Return every line of the data below word for word, without the pictures.

(Records for this exercise)
---------------

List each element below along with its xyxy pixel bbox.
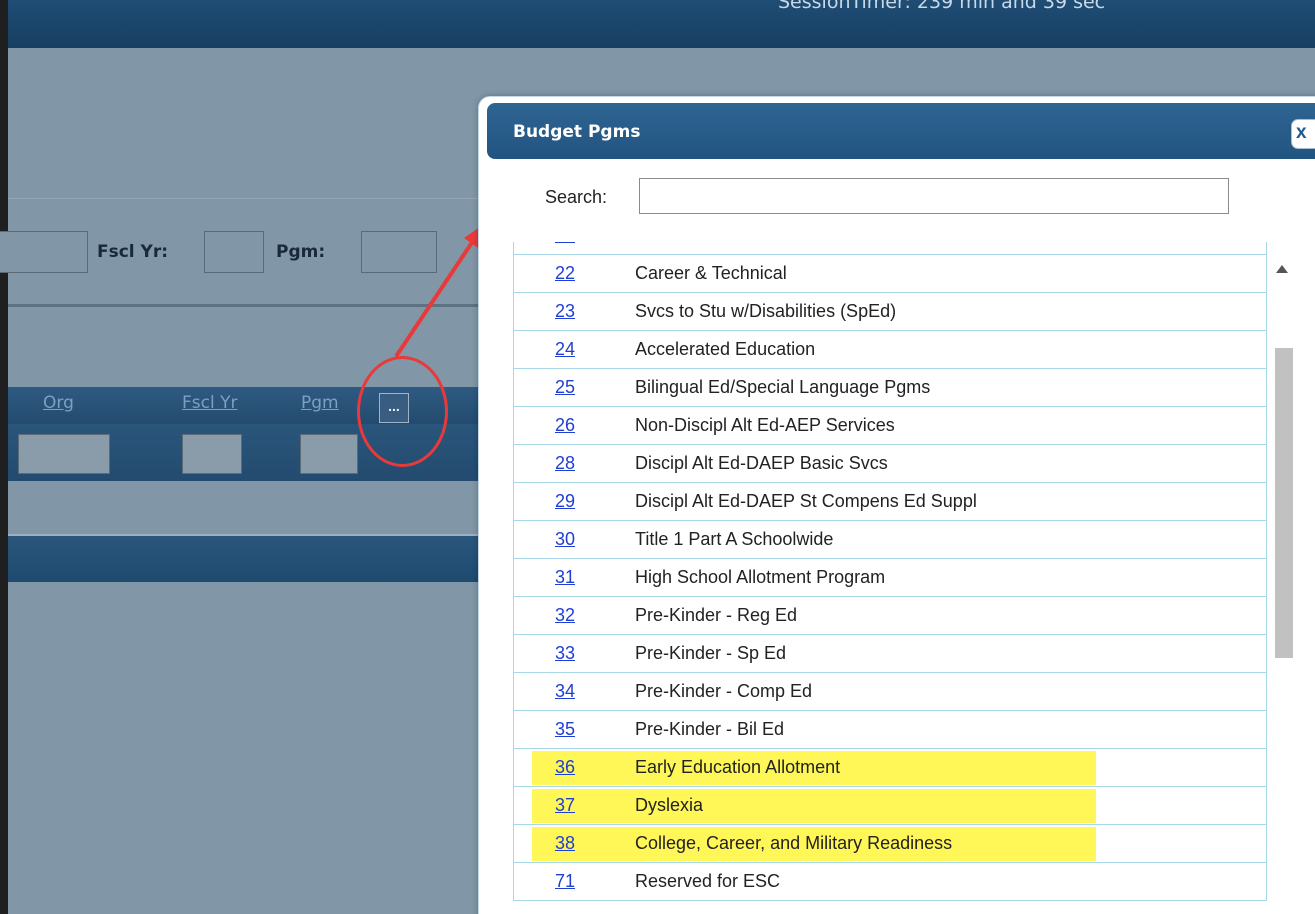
program-row[interactable]: 37 Dyslexia [513, 787, 1267, 825]
program-cell-input[interactable] [300, 434, 358, 474]
program-row[interactable]: 38 College, Career, and Military Readines… [513, 825, 1267, 863]
program-code-link[interactable]: 38 [555, 833, 575, 854]
program-row[interactable]: 28 Discipl Alt Ed-DAEP Basic Svcs [513, 445, 1267, 483]
program-description: Pre-Kinder - Reg Ed [635, 605, 798, 625]
annotation-arrow-shaft [395, 233, 479, 357]
program-description: Non-Discipl Alt Ed-AEP Services [635, 415, 895, 435]
program-description: Title 1 Part A Schoolwide [635, 529, 834, 549]
program-row[interactable]: 30 Title 1 Part A Schoolwide [513, 521, 1267, 559]
top-bar: SessionTimer: 239 min and 39 sec [8, 0, 1315, 48]
program-list-items: 21Gifted & Talented22Career & Technical2… [513, 242, 1267, 901]
program-code-link[interactable]: 32 [555, 605, 575, 626]
program-row[interactable]: 33 Pre-Kinder - Sp Ed [513, 635, 1267, 673]
program-row[interactable]: 25 Bilingual Ed/Special Language Pgms [513, 369, 1267, 407]
program-row[interactable]: 31 High School Allotment Program [513, 559, 1267, 597]
dialog-title: Budget Pgms [513, 122, 641, 142]
program-row[interactable]: 24 Accelerated Education [513, 331, 1267, 369]
program-code-link[interactable]: 25 [555, 377, 575, 398]
program-code-link[interactable]: 24 [555, 339, 575, 360]
column-header-fiscal-year[interactable]: Fscl Yr [182, 393, 237, 413]
program-row[interactable]: 35 Pre-Kinder - Bil Ed [513, 711, 1267, 749]
list-scrollbar[interactable] [1267, 254, 1297, 914]
program-row[interactable]: 34 Pre-Kinder - Comp Ed [513, 673, 1267, 711]
column-header-org[interactable]: Org [43, 393, 74, 413]
program-description: College, Career, and Military Readiness [635, 833, 953, 853]
program-code-link[interactable]: 22 [555, 263, 575, 284]
row-highlight [532, 789, 1096, 823]
session-timer: SessionTimer: 239 min and 39 sec [778, 0, 1106, 13]
app-window: SessionTimer: 239 min and 39 sec Fscl Yr… [0, 0, 1315, 914]
program-list: 21Gifted & Talented22Career & Technical2… [513, 242, 1267, 914]
program-code-link[interactable]: 35 [555, 719, 575, 740]
org-cell-input[interactable] [18, 434, 110, 474]
program-row[interactable]: 23 Svcs to Stu w/Disabilities (SpEd) [513, 293, 1267, 331]
program-label: Pgm: [276, 242, 326, 262]
program-description: Pre-Kinder - Bil Ed [635, 719, 785, 739]
program-description: Career & Technical [635, 263, 787, 283]
program-code-link[interactable]: 31 [555, 567, 575, 588]
budget-programs-dialog: Budget Pgms x Search: 21 Gifted & Talente… [478, 96, 1315, 914]
close-button[interactable]: x [1291, 119, 1315, 149]
window-edge [0, 0, 8, 914]
program-description: Pre-Kinder - Comp Ed [635, 681, 813, 701]
fiscal-year-input[interactable] [204, 231, 264, 273]
program-description: Reserved for ESC [635, 871, 781, 891]
program-description: Svcs to Stu w/Disabilities (SpEd) [635, 301, 897, 321]
program-row[interactable]: 71 Reserved for ESC [513, 863, 1267, 901]
program-description: Discipl Alt Ed-DAEP Basic Svcs [635, 453, 888, 473]
program-row[interactable]: 22 Career & Technical [513, 255, 1267, 293]
program-code-link[interactable]: 28 [555, 453, 575, 474]
program-code-link[interactable]: 29 [555, 491, 575, 512]
program-row[interactable]: 21 Gifted & Talented [513, 242, 1267, 255]
program-description: Discipl Alt Ed-DAEP St Compens Ed Suppl [635, 491, 977, 511]
program-code-link[interactable]: 37 [555, 795, 575, 816]
program-row[interactable]: 36 Early Education Allotment [513, 749, 1267, 787]
fiscal-year-cell-input[interactable] [182, 434, 242, 474]
program-code-link[interactable]: 71 [555, 871, 575, 892]
dialog-header: Budget Pgms x [487, 103, 1315, 159]
section-band [8, 534, 488, 582]
program-code-link[interactable]: 34 [555, 681, 575, 702]
program-description: High School Allotment Program [635, 567, 886, 587]
program-description: Gifted & Talented [635, 242, 773, 246]
program-row[interactable]: 29 Discipl Alt Ed-DAEP St Compens Ed Supp… [513, 483, 1267, 521]
program-code-link[interactable]: 36 [555, 757, 575, 778]
program-code-link[interactable]: 30 [555, 529, 575, 550]
program-code-link[interactable]: 21 [555, 242, 575, 246]
program-description: Pre-Kinder - Sp Ed [635, 643, 787, 663]
program-row[interactable]: 26 Non-Discipl Alt Ed-AEP Services [513, 407, 1267, 445]
program-description: Accelerated Education [635, 339, 816, 359]
close-icon: x [1296, 122, 1307, 143]
program-description: Bilingual Ed/Special Language Pgms [635, 377, 931, 397]
program-code-link[interactable]: 33 [555, 643, 575, 664]
program-row[interactable]: 32 Pre-Kinder - Reg Ed [513, 597, 1267, 635]
scroll-thumb[interactable] [1275, 348, 1293, 658]
column-header-program[interactable]: Pgm [301, 393, 339, 413]
program-code-link[interactable]: 23 [555, 301, 575, 322]
annotation-circle [357, 356, 448, 467]
search-label: Search: [545, 187, 608, 207]
program-code-link[interactable]: 26 [555, 415, 575, 436]
search-input[interactable] [639, 178, 1229, 214]
org-filter-input[interactable] [0, 231, 88, 273]
scroll-up-arrow-icon[interactable] [1276, 265, 1288, 273]
program-description: Early Education Allotment [635, 757, 841, 777]
fiscal-year-label: Fscl Yr: [97, 242, 169, 262]
program-description: Dyslexia [635, 795, 704, 815]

---------------

(Answer for this exercise)
List each element below along with its xyxy pixel bbox.
program-row[interactable]: 37 Dyslexia [513, 787, 1267, 825]
program-cell-input[interactable] [300, 434, 358, 474]
program-row[interactable]: 38 College, Career, and Military Readines… [513, 825, 1267, 863]
program-code-link[interactable]: 38 [555, 833, 575, 854]
program-row[interactable]: 28 Discipl Alt Ed-DAEP Basic Svcs [513, 445, 1267, 483]
program-description: Pre-Kinder - Reg Ed [635, 605, 798, 625]
annotation-arrow-shaft [395, 233, 479, 357]
program-description: Non-Discipl Alt Ed-AEP Services [635, 415, 895, 435]
program-description: Title 1 Part A Schoolwide [635, 529, 834, 549]
program-row[interactable]: 30 Title 1 Part A Schoolwide [513, 521, 1267, 559]
top-bar: SessionTimer: 239 min and 39 sec [8, 0, 1315, 48]
program-list-items: 21Gifted & Talented22Career & Technical2… [513, 242, 1267, 901]
program-code-link[interactable]: 32 [555, 605, 575, 626]
program-row[interactable]: 33 Pre-Kinder - Sp Ed [513, 635, 1267, 673]
program-row[interactable]: 25 Bilingual Ed/Special Language Pgms [513, 369, 1267, 407]
program-row[interactable]: 31 High School Allotment Program [513, 559, 1267, 597]
dialog-title: Budget Pgms [513, 122, 641, 142]
program-row[interactable]: 24 Accelerated Education [513, 331, 1267, 369]
program-code-link[interactable]: 25 [555, 377, 575, 398]
program-code-link[interactable]: 24 [555, 339, 575, 360]
column-header-fiscal-year[interactable]: Fscl Yr [182, 393, 237, 413]
program-row[interactable]: 35 Pre-Kinder - Bil Ed [513, 711, 1267, 749]
list-scrollbar[interactable] [1267, 254, 1297, 914]
program-row[interactable]: 34 Pre-Kinder - Comp Ed [513, 673, 1267, 711]
column-header-org[interactable]: Org [43, 393, 74, 413]
program-description: College, Career, and Military Readiness [635, 833, 953, 853]
program-code-link[interactable]: 22 [555, 263, 575, 284]
row-highlight [532, 789, 1096, 823]
session-timer: SessionTimer: 239 min and 39 sec [778, 0, 1106, 13]
app-window: SessionTimer: 239 min and 39 sec Fscl Yr… [0, 0, 1315, 914]
program-list: 21Gifted & Talented22Career & Technical2… [513, 242, 1267, 914]
program-code-link[interactable]: 35 [555, 719, 575, 740]
org-cell-input[interactable] [18, 434, 110, 474]
program-row[interactable]: 23 Svcs to Stu w/Disabilities (SpEd) [513, 293, 1267, 331]
program-label: Pgm: [276, 242, 326, 262]
program-description: Pre-Kinder - Bil Ed [635, 719, 785, 739]
program-description: Career & Technical [635, 263, 787, 283]
program-code-link[interactable]: 31 [555, 567, 575, 588]
budget-programs-dialog: Budget Pgms x Search: 21 Gifted & Talente… [478, 96, 1315, 914]
close-button[interactable]: x [1291, 119, 1315, 149]
window-edge [0, 0, 8, 914]
program-description: Pre-Kinder - Comp Ed [635, 681, 813, 701]
fiscal-year-input[interactable] [204, 231, 264, 273]
program-description: Reserved for ESC [635, 871, 781, 891]
program-description: Svcs to Stu w/Disabilities (SpEd) [635, 301, 897, 321]
program-row[interactable]: 71 Reserved for ESC [513, 863, 1267, 901]
program-description: Discipl Alt Ed-DAEP Basic Svcs [635, 453, 888, 473]
program-row[interactable]: 22 Career & Technical [513, 255, 1267, 293]
program-code-link[interactable]: 28 [555, 453, 575, 474]
program-code-link[interactable]: 29 [555, 491, 575, 512]
program-row[interactable]: 21 Gifted & Talented [513, 242, 1267, 255]
program-description: Discipl Alt Ed-DAEP St Compens Ed Suppl [635, 491, 977, 511]
program-code-link[interactable]: 37 [555, 795, 575, 816]
program-row[interactable]: 36 Early Education Allotment [513, 749, 1267, 787]
fiscal-year-cell-input[interactable] [182, 434, 242, 474]
program-code-link[interactable]: 71 [555, 871, 575, 892]
dialog-header: Budget Pgms x [487, 103, 1315, 159]
section-band [8, 534, 488, 582]
program-code-link[interactable]: 34 [555, 681, 575, 702]
program-description: High School Allotment Program [635, 567, 886, 587]
program-description: Gifted & Talented [635, 242, 773, 246]
program-row[interactable]: 29 Discipl Alt Ed-DAEP St Compens Ed Supp… [513, 483, 1267, 521]
program-code-link[interactable]: 36 [555, 757, 575, 778]
program-code-link[interactable]: 30 [555, 529, 575, 550]
program-code-link[interactable]: 21 [555, 242, 575, 246]
program-description: Pre-Kinder - Sp Ed [635, 643, 787, 663]
program-row[interactable]: 26 Non-Discipl Alt Ed-AEP Services [513, 407, 1267, 445]
program-description: Accelerated Education [635, 339, 816, 359]
close-icon: x [1296, 122, 1307, 143]
program-description: Bilingual Ed/Special Language Pgms [635, 377, 931, 397]
program-code-link[interactable]: 33 [555, 643, 575, 664]
program-row[interactable]: 32 Pre-Kinder - Reg Ed [513, 597, 1267, 635]
scroll-thumb[interactable] [1275, 348, 1293, 658]
column-header-program[interactable]: Pgm [301, 393, 339, 413]
program-code-link[interactable]: 23 [555, 301, 575, 322]
annotation-circle [357, 356, 448, 467]
search-label: Search: [545, 187, 608, 207]
program-code-link[interactable]: 26 [555, 415, 575, 436]
search-input[interactable] [639, 178, 1229, 214]
org-filter-input[interactable] [0, 231, 88, 273]
scroll-up-arrow-icon[interactable] [1276, 265, 1288, 273]
program-description: Early Education Allotment [635, 757, 841, 777]
fiscal-year-label: Fscl Yr: [97, 242, 169, 262]
program-description: Dyslexia [635, 795, 704, 815]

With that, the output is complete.